**Brief**
Look through the records that follow. Copy every line containing the word "euros".

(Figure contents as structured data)
──────────────────────────────

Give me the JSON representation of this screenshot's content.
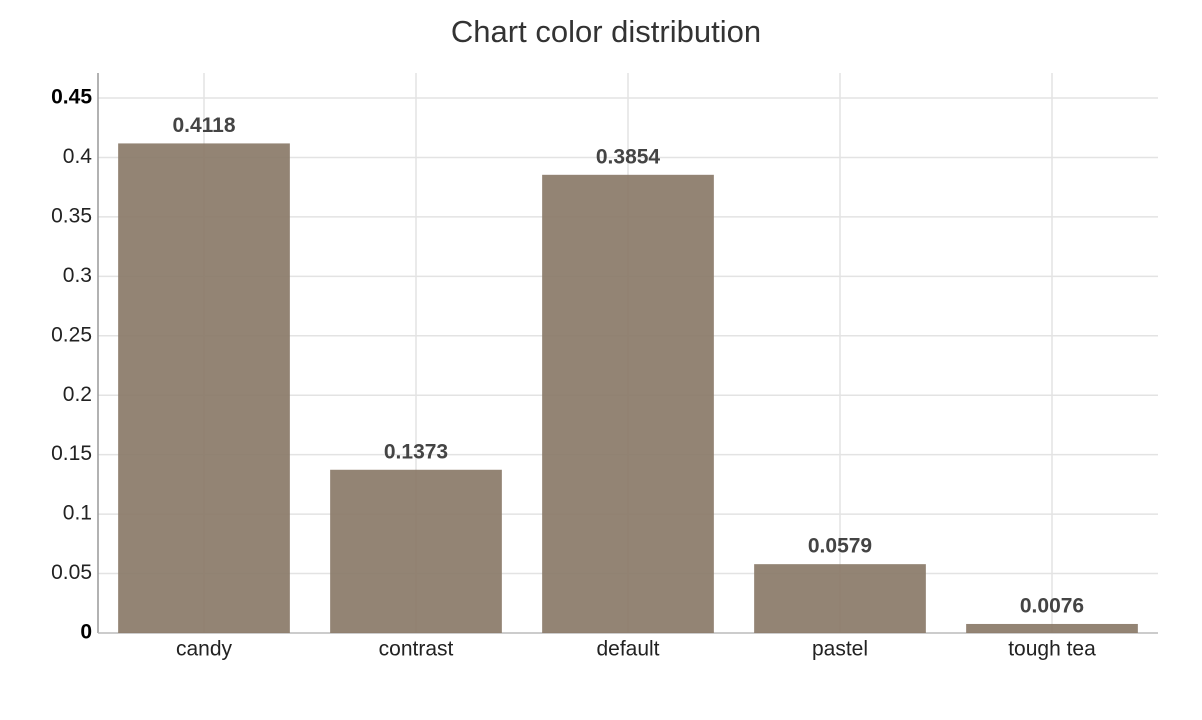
{
  "chart_data": {
    "type": "bar",
    "title": "Chart color distribution",
    "categories": [
      "candy",
      "contrast",
      "default",
      "pastel",
      "tough tea"
    ],
    "values": [
      0.4118,
      0.1373,
      0.3854,
      0.0579,
      0.0076
    ],
    "color": "#8a7968",
    "ylim": [
      0,
      0.45
    ],
    "yticks": [
      0,
      0.05,
      0.1,
      0.15,
      0.2,
      0.25,
      0.3,
      0.35,
      0.4,
      0.45
    ],
    "grid": true
  }
}
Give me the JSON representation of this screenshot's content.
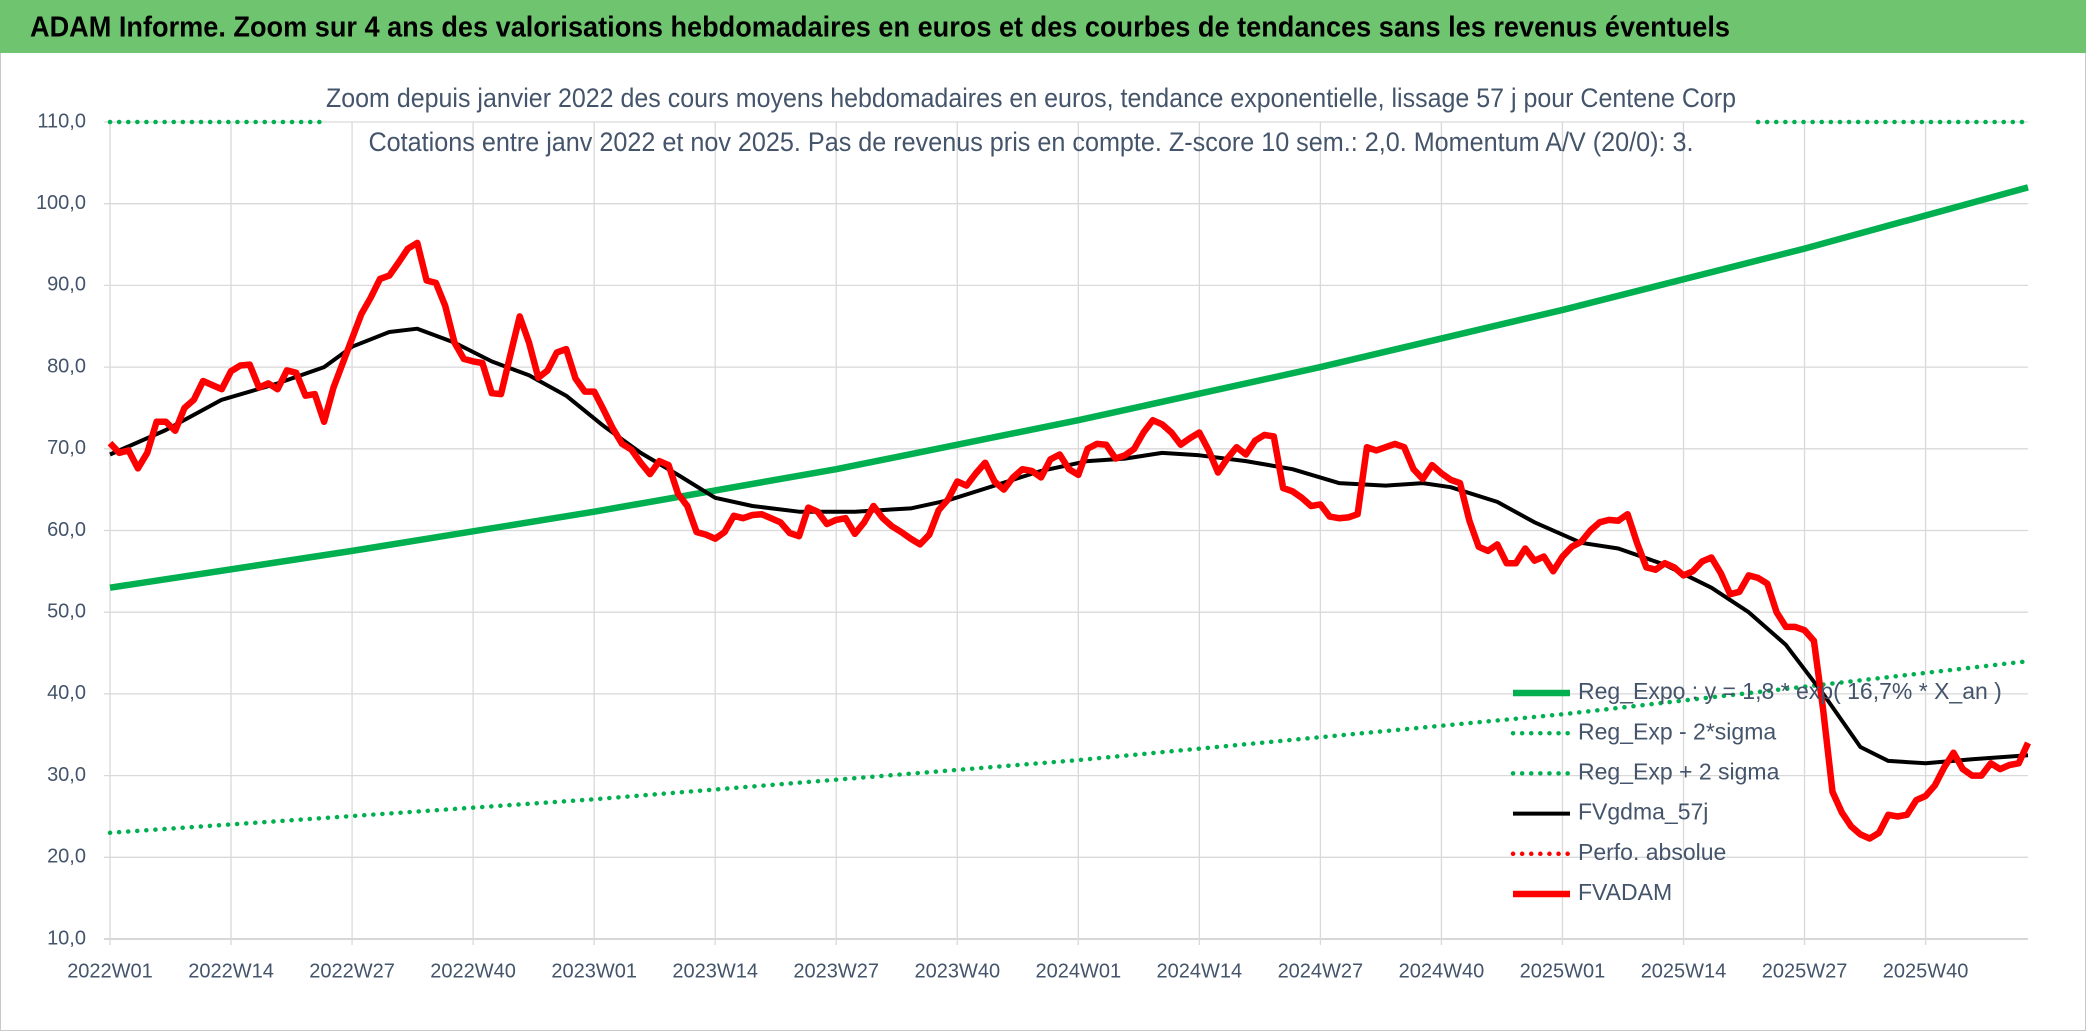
{
  "header": {
    "title": "ADAM Informe. Zoom sur 4 ans des valorisations hebdomadaires en euros et des courbes de tendances sans les revenus éventuels"
  },
  "chart_data": {
    "type": "line",
    "title": "Zoom depuis janvier 2022 des cours moyens hebdomadaires en euros, tendance exponentielle, lissage 57 j pour Centene Corp",
    "subtitle": "Cotations entre janv 2022 et nov 2025. Pas de revenus pris en compte. Z-score 10 sem.: 2,0. Momentum A/V (20/0): 3.",
    "xlim": [
      0,
      206
    ],
    "xticks": [
      {
        "value": 0,
        "label": "2022W01"
      },
      {
        "value": 13,
        "label": "2022W14"
      },
      {
        "value": 26,
        "label": "2022W27"
      },
      {
        "value": 39,
        "label": "2022W40"
      },
      {
        "value": 52,
        "label": "2023W01"
      },
      {
        "value": 65,
        "label": "2023W14"
      },
      {
        "value": 78,
        "label": "2023W27"
      },
      {
        "value": 91,
        "label": "2023W40"
      },
      {
        "value": 104,
        "label": "2024W01"
      },
      {
        "value": 117,
        "label": "2024W14"
      },
      {
        "value": 130,
        "label": "2024W27"
      },
      {
        "value": 143,
        "label": "2024W40"
      },
      {
        "value": 156,
        "label": "2025W01"
      },
      {
        "value": 169,
        "label": "2025W14"
      },
      {
        "value": 182,
        "label": "2025W27"
      },
      {
        "value": 195,
        "label": "2025W40"
      }
    ],
    "ylim": [
      10,
      110
    ],
    "yticks": [
      {
        "value": 10,
        "label": "10,0"
      },
      {
        "value": 20,
        "label": "20,0"
      },
      {
        "value": 30,
        "label": "30,0"
      },
      {
        "value": 40,
        "label": "40,0"
      },
      {
        "value": 50,
        "label": "50,0"
      },
      {
        "value": 60,
        "label": "60,0"
      },
      {
        "value": 70,
        "label": "70,0"
      },
      {
        "value": 80,
        "label": "80,0"
      },
      {
        "value": 90,
        "label": "90,0"
      },
      {
        "value": 100,
        "label": "100,0"
      },
      {
        "value": 110,
        "label": "110,0"
      }
    ],
    "grid": true,
    "legend": "lower right",
    "series": [
      {
        "name": "Reg_Expo : y = 1,8 * exp( 16,7% *  X_an )",
        "color": "#00b050",
        "style": "solid",
        "x": [
          0,
          26,
          52,
          78,
          104,
          130,
          156,
          182,
          206
        ],
        "values": [
          53,
          57.5,
          62.3,
          67.5,
          73.5,
          80,
          87,
          94.5,
          102
        ]
      },
      {
        "name": "Reg_Exp - 2*sigma",
        "color": "#00b050",
        "style": "dotted",
        "x": [
          0,
          52,
          104,
          156,
          206
        ],
        "values": [
          23,
          27.1,
          31.9,
          37.5,
          44
        ]
      },
      {
        "name": "Reg_Exp + 2 sigma",
        "color": "#00b050",
        "style": "dotted",
        "x": [
          0,
          23,
          24,
          177,
          206
        ],
        "values": [
          110,
          110,
          null,
          110,
          110
        ]
      },
      {
        "name": "FVgdma_57j",
        "color": "#000000",
        "style": "solid",
        "x": [
          0,
          6,
          12,
          18,
          23,
          26,
          30,
          33,
          37,
          41,
          45,
          49,
          53,
          57,
          61,
          65,
          69,
          74,
          80,
          86,
          90,
          95,
          100,
          105,
          109,
          113,
          117,
          122,
          127,
          132,
          137,
          141,
          144,
          149,
          153,
          158,
          162,
          167,
          172,
          176,
          180,
          184,
          188,
          191,
          195,
          200,
          206
        ],
        "values": [
          69.3,
          72.3,
          76,
          78,
          80,
          82.5,
          84.3,
          84.7,
          83,
          80.7,
          79,
          76.5,
          72.8,
          69.5,
          66.8,
          64,
          63,
          62.3,
          62.3,
          62.7,
          63.7,
          65.5,
          67.3,
          68.5,
          68.8,
          69.5,
          69.2,
          68.5,
          67.5,
          65.8,
          65.5,
          65.8,
          65.3,
          63.5,
          61,
          58.5,
          57.8,
          55.8,
          53,
          50,
          46,
          40,
          33.5,
          31.8,
          31.5,
          32,
          32.5
        ]
      },
      {
        "name": "Perfo. absolue",
        "color": "#ff0000",
        "style": "dotted",
        "x": [],
        "values": []
      },
      {
        "name": "FVADAM",
        "color": "#ff0000",
        "style": "solid",
        "x": [
          0,
          1,
          2,
          3,
          4,
          5,
          6,
          7,
          8,
          9,
          10,
          11,
          12,
          13,
          14,
          15,
          16,
          17,
          18,
          19,
          20,
          21,
          22,
          23,
          24,
          25,
          26,
          27,
          28,
          29,
          30,
          31,
          32,
          33,
          34,
          35,
          36,
          37,
          38,
          39,
          40,
          41,
          42,
          43,
          44,
          45,
          46,
          47,
          48,
          49,
          50,
          51,
          52,
          53,
          54,
          55,
          56,
          57,
          58,
          59,
          60,
          61,
          62,
          63,
          64,
          65,
          66,
          67,
          68,
          69,
          70,
          71,
          72,
          73,
          74,
          75,
          76,
          77,
          78,
          79,
          80,
          81,
          82,
          83,
          84,
          85,
          86,
          87,
          88,
          89,
          90,
          91,
          92,
          93,
          94,
          95,
          96,
          97,
          98,
          99,
          100,
          101,
          102,
          103,
          104,
          105,
          106,
          107,
          108,
          109,
          110,
          111,
          112,
          113,
          114,
          115,
          116,
          117,
          118,
          119,
          120,
          121,
          122,
          123,
          124,
          125,
          126,
          127,
          128,
          129,
          130,
          131,
          132,
          133,
          134,
          135,
          136,
          137,
          138,
          139,
          140,
          141,
          142,
          143,
          144,
          145,
          146,
          147,
          148,
          149,
          150,
          151,
          152,
          153,
          154,
          155,
          156,
          157,
          158,
          159,
          160,
          161,
          162,
          163,
          164,
          165,
          166,
          167,
          168,
          169,
          170,
          171,
          172,
          173,
          174,
          175,
          176,
          177,
          178,
          179,
          180,
          181,
          182,
          183,
          184,
          185,
          186,
          187,
          188,
          189,
          190,
          191,
          192,
          193,
          194,
          195,
          196,
          197,
          198,
          199,
          200,
          201,
          202,
          203,
          204,
          205,
          206
        ],
        "values": [
          70.7,
          69.5,
          69.8,
          67.6,
          69.5,
          73.3,
          73.3,
          72.2,
          75,
          76,
          78.3,
          77.8,
          77.3,
          79.5,
          80.2,
          80.3,
          77.5,
          78,
          77.3,
          79.6,
          79.3,
          76.5,
          76.7,
          73.3,
          77.5,
          80.5,
          83.5,
          86.5,
          88.5,
          90.8,
          91.2,
          92.8,
          94.5,
          95.2,
          90.6,
          90.3,
          87.5,
          83,
          81,
          80.7,
          80.5,
          76.8,
          76.7,
          81.5,
          86.2,
          83,
          78.7,
          79.6,
          81.8,
          82.2,
          78.6,
          77,
          77,
          74.8,
          72.5,
          70.6,
          69.9,
          68.3,
          66.9,
          68.5,
          68,
          64.5,
          63,
          59.8,
          59.5,
          59,
          59.8,
          61.8,
          61.5,
          61.9,
          62,
          61.5,
          61,
          59.7,
          59.3,
          62.8,
          62.3,
          60.8,
          61.3,
          61.5,
          59.6,
          61,
          63,
          61.5,
          60.5,
          59.8,
          59,
          58.3,
          59.5,
          62.5,
          63.8,
          66,
          65.5,
          67,
          68.3,
          66,
          65,
          66.5,
          67.5,
          67.3,
          66.5,
          68.7,
          69.3,
          67.5,
          66.8,
          70,
          70.6,
          70.5,
          68.8,
          69.2,
          70,
          72,
          73.5,
          73,
          72,
          70.5,
          71.3,
          72,
          69.8,
          67.1,
          68.8,
          70.2,
          69.3,
          71,
          71.7,
          71.5,
          65.2,
          64.8,
          64,
          63,
          63.2,
          61.7,
          61.5,
          61.6,
          62,
          70.2,
          69.8,
          70.2,
          70.6,
          70.2,
          67.5,
          66.3,
          68,
          67,
          66.2,
          65.8,
          61.2,
          58,
          57.5,
          58.3,
          56,
          56,
          57.8,
          56.3,
          56.8,
          55,
          56.8,
          58,
          58.6,
          60,
          61,
          61.3,
          61.2,
          62,
          58.5,
          55.5,
          55.2,
          56,
          55.5,
          54.5,
          55,
          56.2,
          56.7,
          54.8,
          52.2,
          52.5,
          54.5,
          54.2,
          53.5,
          50,
          48.2,
          48.2,
          47.8,
          46.5,
          38,
          28,
          25.5,
          23.8,
          22.8,
          22.3,
          23,
          25.2,
          25,
          25.2,
          27,
          27.5,
          28.8,
          31,
          32.8,
          30.8,
          30,
          30,
          31.5,
          30.8,
          31.3,
          31.5,
          34
        ]
      }
    ]
  }
}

──────────────────────────────

**Answer to the problem**
    "title": "ADAM Informe. Zoom sur 4 ans des valorisations hebdomadaires en euros et des courbes de tendances sans les revenus éventuels"
    "title": "Zoom depuis janvier 2022 des cours moyens hebdomadaires en euros, tendance exponentielle, lissage 57 j pour Centene Corp",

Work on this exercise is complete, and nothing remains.